- [문제 요구사항]: 자료 맨 첫 줄부터 "rank-label-bottom: A: [383, 481, 420, 541]"가 들어 있는 줄까지, 양 끝 줄을 포함해 한 글자도 바꾸지 말고 그대로 출력하세요.

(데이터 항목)
──────
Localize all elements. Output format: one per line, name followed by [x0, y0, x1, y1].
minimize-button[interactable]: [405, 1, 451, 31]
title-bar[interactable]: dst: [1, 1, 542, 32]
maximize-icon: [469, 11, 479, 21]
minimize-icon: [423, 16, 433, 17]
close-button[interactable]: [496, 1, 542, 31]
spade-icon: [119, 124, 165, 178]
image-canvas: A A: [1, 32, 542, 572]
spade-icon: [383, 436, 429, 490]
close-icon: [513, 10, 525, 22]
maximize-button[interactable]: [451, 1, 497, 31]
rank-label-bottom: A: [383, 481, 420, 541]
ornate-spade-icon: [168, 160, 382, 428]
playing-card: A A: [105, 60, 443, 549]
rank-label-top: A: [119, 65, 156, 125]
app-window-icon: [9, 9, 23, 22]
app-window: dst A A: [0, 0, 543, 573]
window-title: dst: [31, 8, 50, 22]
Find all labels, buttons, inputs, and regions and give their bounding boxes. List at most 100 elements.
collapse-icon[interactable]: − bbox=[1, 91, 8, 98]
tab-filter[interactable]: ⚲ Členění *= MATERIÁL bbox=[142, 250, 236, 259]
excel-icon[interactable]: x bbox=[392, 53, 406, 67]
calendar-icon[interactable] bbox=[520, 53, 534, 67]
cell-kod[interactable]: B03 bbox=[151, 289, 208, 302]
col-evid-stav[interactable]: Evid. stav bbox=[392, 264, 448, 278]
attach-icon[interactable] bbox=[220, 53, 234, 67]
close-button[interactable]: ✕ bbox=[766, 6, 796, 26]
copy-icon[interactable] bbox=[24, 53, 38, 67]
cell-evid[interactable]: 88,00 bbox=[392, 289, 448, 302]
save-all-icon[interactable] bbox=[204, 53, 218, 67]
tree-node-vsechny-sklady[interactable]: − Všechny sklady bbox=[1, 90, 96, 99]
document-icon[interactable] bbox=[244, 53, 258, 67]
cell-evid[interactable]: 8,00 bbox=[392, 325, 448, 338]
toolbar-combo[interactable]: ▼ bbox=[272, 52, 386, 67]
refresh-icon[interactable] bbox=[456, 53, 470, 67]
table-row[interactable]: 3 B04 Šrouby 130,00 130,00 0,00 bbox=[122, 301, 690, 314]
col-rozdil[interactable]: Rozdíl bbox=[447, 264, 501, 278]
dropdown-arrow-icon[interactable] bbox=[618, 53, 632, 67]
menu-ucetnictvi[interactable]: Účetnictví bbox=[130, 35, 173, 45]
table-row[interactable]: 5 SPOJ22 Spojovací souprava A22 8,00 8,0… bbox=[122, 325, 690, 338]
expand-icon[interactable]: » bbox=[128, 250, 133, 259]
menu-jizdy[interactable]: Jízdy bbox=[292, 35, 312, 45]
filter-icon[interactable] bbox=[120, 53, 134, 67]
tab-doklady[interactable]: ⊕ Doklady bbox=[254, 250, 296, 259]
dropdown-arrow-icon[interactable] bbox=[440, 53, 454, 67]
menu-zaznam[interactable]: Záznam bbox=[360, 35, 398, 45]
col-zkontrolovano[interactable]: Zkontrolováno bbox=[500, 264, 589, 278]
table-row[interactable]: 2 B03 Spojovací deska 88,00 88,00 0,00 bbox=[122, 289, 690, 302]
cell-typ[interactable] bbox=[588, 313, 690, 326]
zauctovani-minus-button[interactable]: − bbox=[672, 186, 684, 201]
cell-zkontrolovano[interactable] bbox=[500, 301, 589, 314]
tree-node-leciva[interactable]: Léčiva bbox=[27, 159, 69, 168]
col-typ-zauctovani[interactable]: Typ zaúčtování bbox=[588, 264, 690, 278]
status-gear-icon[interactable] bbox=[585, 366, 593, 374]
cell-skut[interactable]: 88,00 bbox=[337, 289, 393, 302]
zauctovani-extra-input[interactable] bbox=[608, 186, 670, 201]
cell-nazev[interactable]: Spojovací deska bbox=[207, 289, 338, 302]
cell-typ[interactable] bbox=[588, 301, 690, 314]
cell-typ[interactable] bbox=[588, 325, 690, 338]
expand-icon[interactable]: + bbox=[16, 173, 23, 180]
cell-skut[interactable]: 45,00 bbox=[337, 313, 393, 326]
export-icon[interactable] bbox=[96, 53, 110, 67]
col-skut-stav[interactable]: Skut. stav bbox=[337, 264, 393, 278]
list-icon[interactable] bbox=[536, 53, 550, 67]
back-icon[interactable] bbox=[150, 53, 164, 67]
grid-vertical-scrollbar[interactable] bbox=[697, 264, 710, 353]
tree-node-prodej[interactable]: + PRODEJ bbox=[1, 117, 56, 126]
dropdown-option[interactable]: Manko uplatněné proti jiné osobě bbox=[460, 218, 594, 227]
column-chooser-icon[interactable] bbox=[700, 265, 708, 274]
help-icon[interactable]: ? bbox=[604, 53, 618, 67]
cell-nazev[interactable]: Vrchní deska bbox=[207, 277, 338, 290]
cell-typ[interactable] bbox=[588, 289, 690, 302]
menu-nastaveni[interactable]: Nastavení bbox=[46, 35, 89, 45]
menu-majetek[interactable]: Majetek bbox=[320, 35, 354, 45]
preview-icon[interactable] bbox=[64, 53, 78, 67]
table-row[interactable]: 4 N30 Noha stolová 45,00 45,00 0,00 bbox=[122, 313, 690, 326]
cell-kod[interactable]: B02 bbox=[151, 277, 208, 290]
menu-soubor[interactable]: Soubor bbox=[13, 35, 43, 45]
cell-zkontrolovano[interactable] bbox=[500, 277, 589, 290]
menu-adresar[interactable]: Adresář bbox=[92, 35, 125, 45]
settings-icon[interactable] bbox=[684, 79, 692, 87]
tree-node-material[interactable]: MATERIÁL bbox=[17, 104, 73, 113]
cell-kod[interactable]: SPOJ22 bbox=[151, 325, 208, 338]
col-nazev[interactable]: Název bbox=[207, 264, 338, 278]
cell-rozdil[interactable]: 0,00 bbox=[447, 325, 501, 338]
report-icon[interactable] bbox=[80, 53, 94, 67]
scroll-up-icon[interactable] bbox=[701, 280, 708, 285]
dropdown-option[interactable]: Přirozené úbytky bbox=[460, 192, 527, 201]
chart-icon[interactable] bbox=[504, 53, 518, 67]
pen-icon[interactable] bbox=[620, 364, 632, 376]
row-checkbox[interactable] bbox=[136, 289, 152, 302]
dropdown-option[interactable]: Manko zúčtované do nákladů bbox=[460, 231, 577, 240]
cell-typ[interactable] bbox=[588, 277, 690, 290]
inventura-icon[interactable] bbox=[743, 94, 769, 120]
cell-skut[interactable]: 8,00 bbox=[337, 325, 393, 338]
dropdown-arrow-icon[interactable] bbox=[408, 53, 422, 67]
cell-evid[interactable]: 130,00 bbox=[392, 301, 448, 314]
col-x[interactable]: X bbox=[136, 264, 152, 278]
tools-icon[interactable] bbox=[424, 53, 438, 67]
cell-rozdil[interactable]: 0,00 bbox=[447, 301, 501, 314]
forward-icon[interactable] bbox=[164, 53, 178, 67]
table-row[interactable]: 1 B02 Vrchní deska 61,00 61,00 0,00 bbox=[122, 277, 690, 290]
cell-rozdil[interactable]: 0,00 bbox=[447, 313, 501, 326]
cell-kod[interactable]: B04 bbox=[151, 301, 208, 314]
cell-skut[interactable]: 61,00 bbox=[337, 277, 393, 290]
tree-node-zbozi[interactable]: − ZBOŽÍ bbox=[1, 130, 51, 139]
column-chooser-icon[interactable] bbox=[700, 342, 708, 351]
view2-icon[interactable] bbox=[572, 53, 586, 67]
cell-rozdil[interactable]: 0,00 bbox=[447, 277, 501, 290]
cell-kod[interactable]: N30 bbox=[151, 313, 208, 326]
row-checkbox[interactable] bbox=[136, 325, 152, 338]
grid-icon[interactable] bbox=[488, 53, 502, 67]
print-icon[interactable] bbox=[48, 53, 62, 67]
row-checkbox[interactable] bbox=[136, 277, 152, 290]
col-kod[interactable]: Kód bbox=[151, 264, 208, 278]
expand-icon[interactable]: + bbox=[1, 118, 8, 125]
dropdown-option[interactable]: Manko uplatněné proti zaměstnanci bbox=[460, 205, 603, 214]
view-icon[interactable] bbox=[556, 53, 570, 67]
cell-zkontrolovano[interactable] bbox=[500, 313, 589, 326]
──────
- [풀이 결과]:
Localize all elements. Output format: one per line, name followed by [x0, y0, x1, y1].
minimize-button[interactable]: [405, 1, 451, 31]
title-bar[interactable]: dst: [1, 1, 542, 32]
maximize-icon: [469, 11, 479, 21]
minimize-icon: [423, 16, 433, 17]
close-button[interactable]: [496, 1, 542, 31]
spade-icon: [119, 124, 165, 178]
image-canvas: A A: [1, 32, 542, 572]
spade-icon: [383, 436, 429, 490]
close-icon: [513, 10, 525, 22]
maximize-button[interactable]: [451, 1, 497, 31]
rank-label-bottom: A: [383, 481, 420, 541]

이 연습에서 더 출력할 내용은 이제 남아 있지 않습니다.